## Start

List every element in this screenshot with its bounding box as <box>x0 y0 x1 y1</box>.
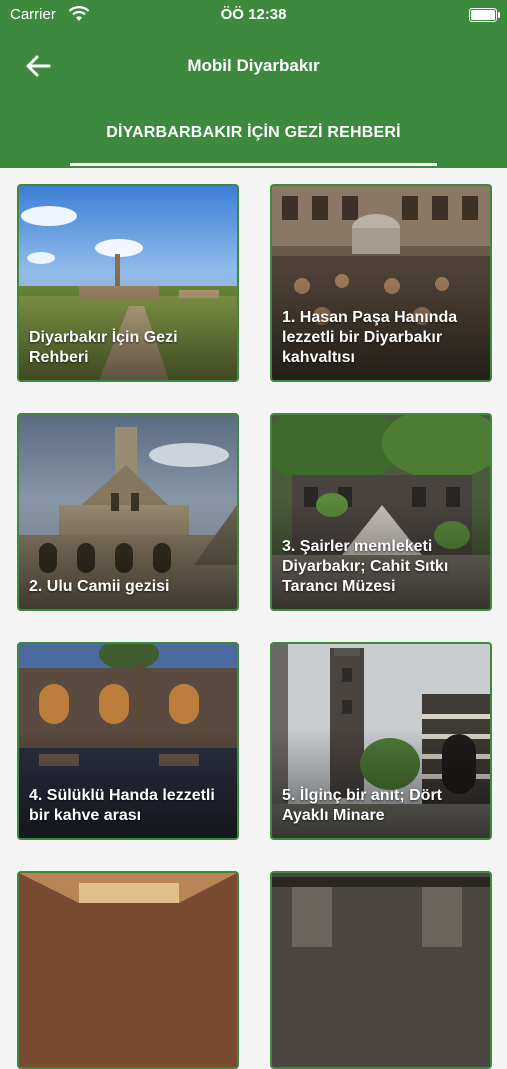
guide-grid: Diyarbakır İçin Gezi Rehberi 1. Hasan Pa… <box>0 168 507 1069</box>
tab-gezi-rehberi[interactable]: DİYARBARBAKIR İÇİN GEZİ REHBERİ <box>70 112 437 166</box>
card-caption: 2. Ulu Camii gezisi <box>29 578 170 595</box>
page-title: Mobil Diyarbakır <box>187 56 320 75</box>
nav-bar: Mobil Diyarbakır <box>0 44 507 88</box>
card-caption: 1. Hasan Paşa Hanında lezzetli bir Diyar… <box>282 309 458 366</box>
guide-card[interactable]: 1. Hasan Paşa Hanında lezzetli bir Diyar… <box>270 184 492 382</box>
status-bar: Carrier ÖÖ 12:38 <box>0 0 507 30</box>
card-image <box>272 873 490 1067</box>
guide-card[interactable] <box>17 871 239 1069</box>
card-caption: 5. İlginç bir anıt; Dört Ayaklı Minare <box>282 787 443 824</box>
card-caption: 4. Sülüklü Handa lezzetli bir kahve aras… <box>29 787 215 824</box>
tab-label: DİYARBARBAKIR İÇİN GEZİ REHBERİ <box>106 124 401 141</box>
card-image <box>19 873 237 1067</box>
card-caption: Diyarbakır İçin Gezi Rehberi <box>29 329 178 366</box>
guide-card[interactable] <box>270 871 492 1069</box>
guide-card[interactable]: 4. Sülüklü Handa lezzetli bir kahve aras… <box>17 642 239 840</box>
guide-card[interactable]: Diyarbakır İçin Gezi Rehberi <box>17 184 239 382</box>
tab-indicator <box>70 163 437 166</box>
clock: ÖÖ 12:38 <box>220 6 287 23</box>
card-caption: 3. Şairler memleketi Diyarbakır; Cahit S… <box>282 538 449 595</box>
guide-card[interactable]: 2. Ulu Camii gezisi <box>17 413 239 611</box>
app-header: Carrier ÖÖ 12:38 Mobil Diyarbakır DİYARB… <box>0 0 507 168</box>
guide-card[interactable]: 5. İlginç bir anıt; Dört Ayaklı Minare <box>270 642 492 840</box>
guide-card[interactable]: 3. Şairler memleketi Diyarbakır; Cahit S… <box>270 413 492 611</box>
battery-icon <box>469 8 500 22</box>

## End

- **To do**:
Convert the data from the line with "guide-grid: Diyarbakır İçin" to the line with "page-title: Mobil Diyarbakır" into a JSON list of strings, one string per line.

- **Correct result**:
[
  "guide-grid: Diyarbakır İçin Gezi Rehberi 1. Hasan Pa… <box>0 168 507 1069</box>",
  "tab-gezi-rehberi[interactable]: DİYARBARBAKIR İÇİN GEZİ REHBERİ <box>70 112 437 166</box>",
  "card-caption: 2. Ulu Camii gezisi <box>29 578 170 595</box>",
  "page-title: Mobil Diyarbakır <box>187 56 320 75</box>"
]